* [Extracted data]
..........

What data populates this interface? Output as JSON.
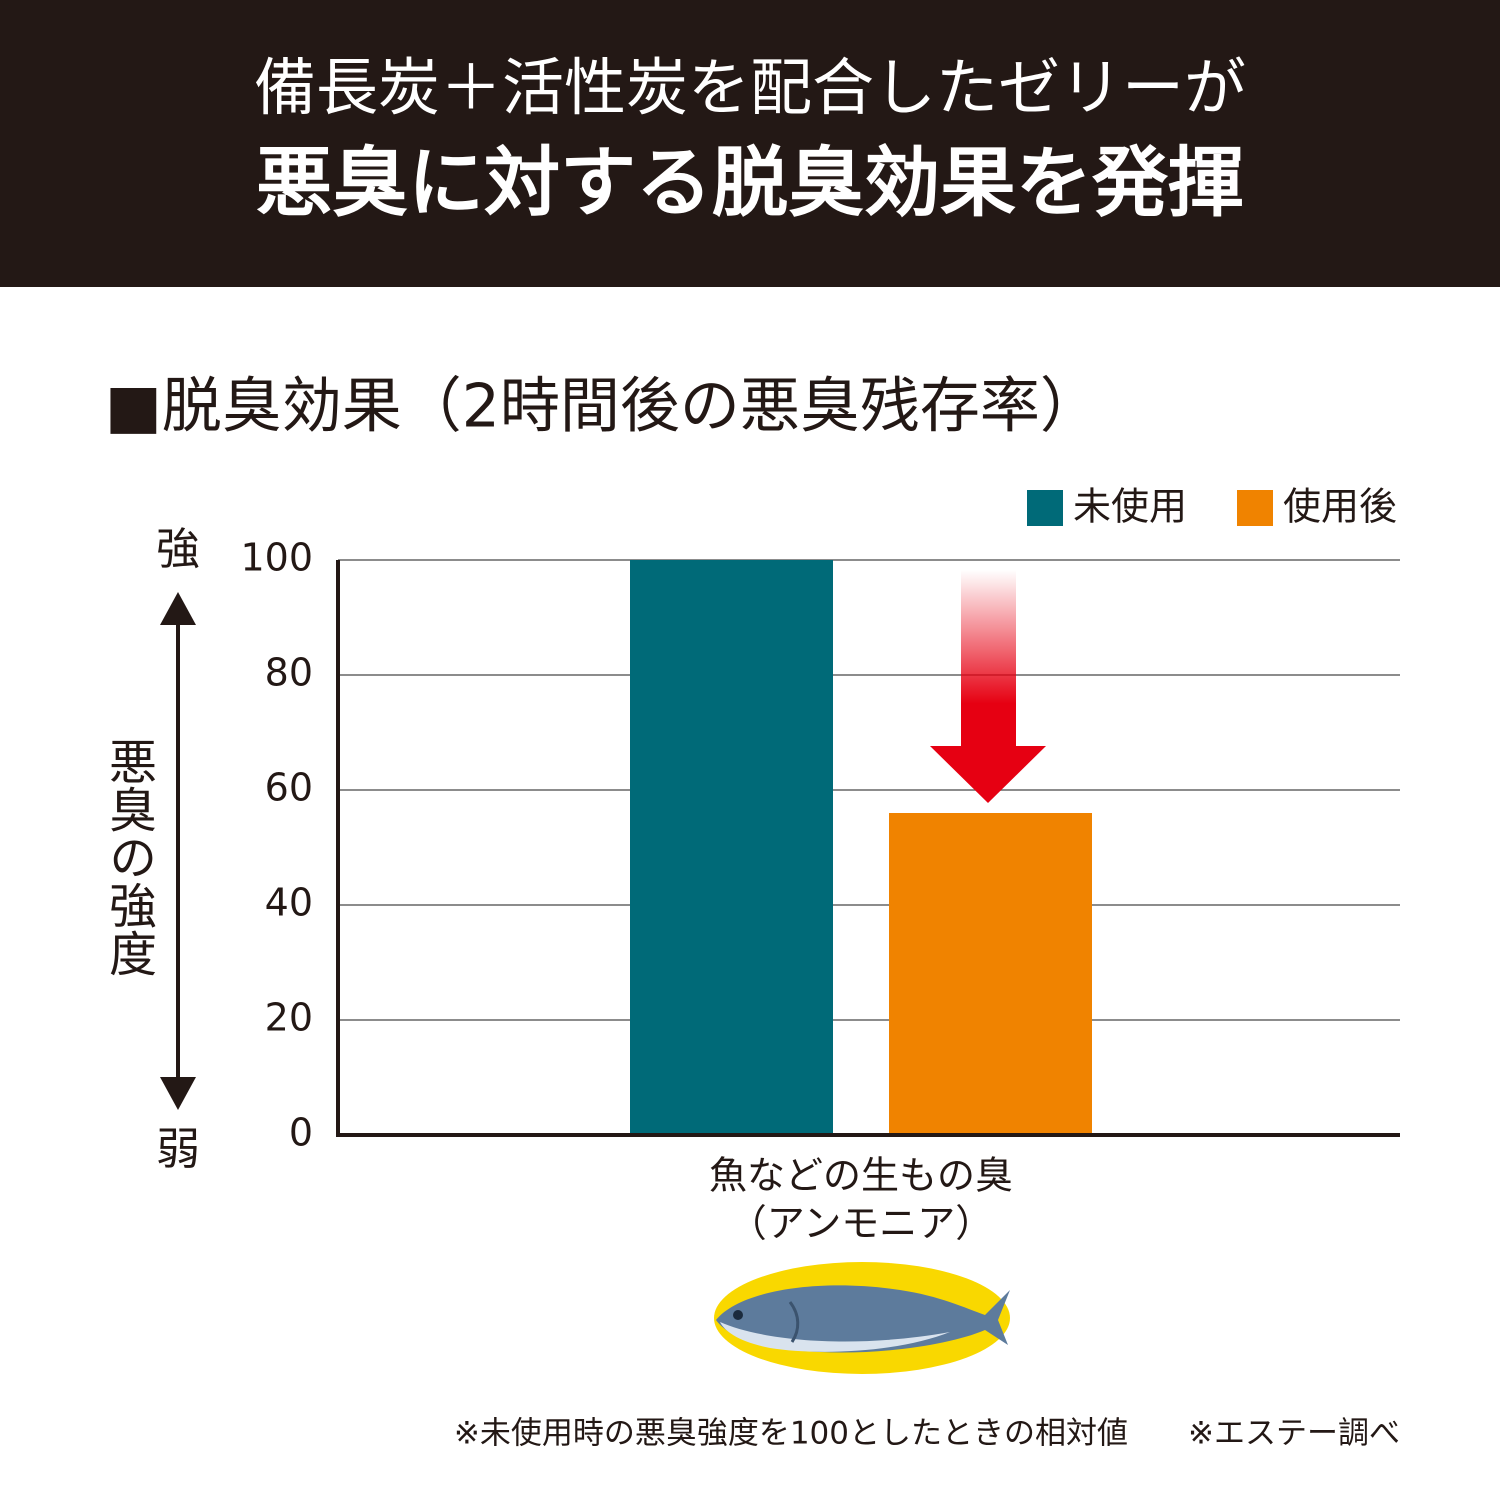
{
  "header": {
    "lines": [
      "備長炭＋活性炭を配合したゼリーが",
      "悪臭に対する脱臭効果を発揮"
    ]
  },
  "chart_data": {
    "type": "bar",
    "title": "■脱臭効果（2時間後の悪臭残存率）",
    "y_label": "悪臭の強度",
    "y_high_label": "強",
    "y_low_label": "弱",
    "categories": [
      [
        "魚などの生もの臭",
        "（アンモニア）"
      ]
    ],
    "series": [
      {
        "name": "未使用",
        "color": "#006a78",
        "values": [
          100
        ]
      },
      {
        "name": "使用後",
        "color": "#f08300",
        "values": [
          56
        ]
      }
    ],
    "ylim": [
      0,
      100
    ],
    "yticks": [
      0,
      20,
      40,
      60,
      80,
      100
    ],
    "grid": true,
    "legend": "top-right"
  },
  "footnotes": [
    "※未使用時の悪臭強度を100としたときの相対値",
    "※エステー調べ"
  ]
}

..........

Quote the records in their entirety, keeping the wording exact and excluding pictures.

* [The reply]
What data populates this interface? Output as JSON.
{
  "header": {
    "lines": [
      "備長炭＋活性炭を配合したゼリーが",
      "悪臭に対する脱臭効果を発揮"
    ]
  },
  "chart_data": {
    "type": "bar",
    "title": "■脱臭効果（2時間後の悪臭残存率）",
    "y_label": "悪臭の強度",
    "y_high_label": "強",
    "y_low_label": "弱",
    "categories": [
      [
        "魚などの生もの臭",
        "（アンモニア）"
      ]
    ],
    "series": [
      {
        "name": "未使用",
        "color": "#006a78",
        "values": [
          100
        ]
      },
      {
        "name": "使用後",
        "color": "#f08300",
        "values": [
          56
        ]
      }
    ],
    "ylim": [
      0,
      100
    ],
    "yticks": [
      0,
      20,
      40,
      60,
      80,
      100
    ],
    "grid": true,
    "legend": "top-right"
  },
  "footnotes": [
    "※未使用時の悪臭強度を100としたときの相対値",
    "※エステー調べ"
  ]
}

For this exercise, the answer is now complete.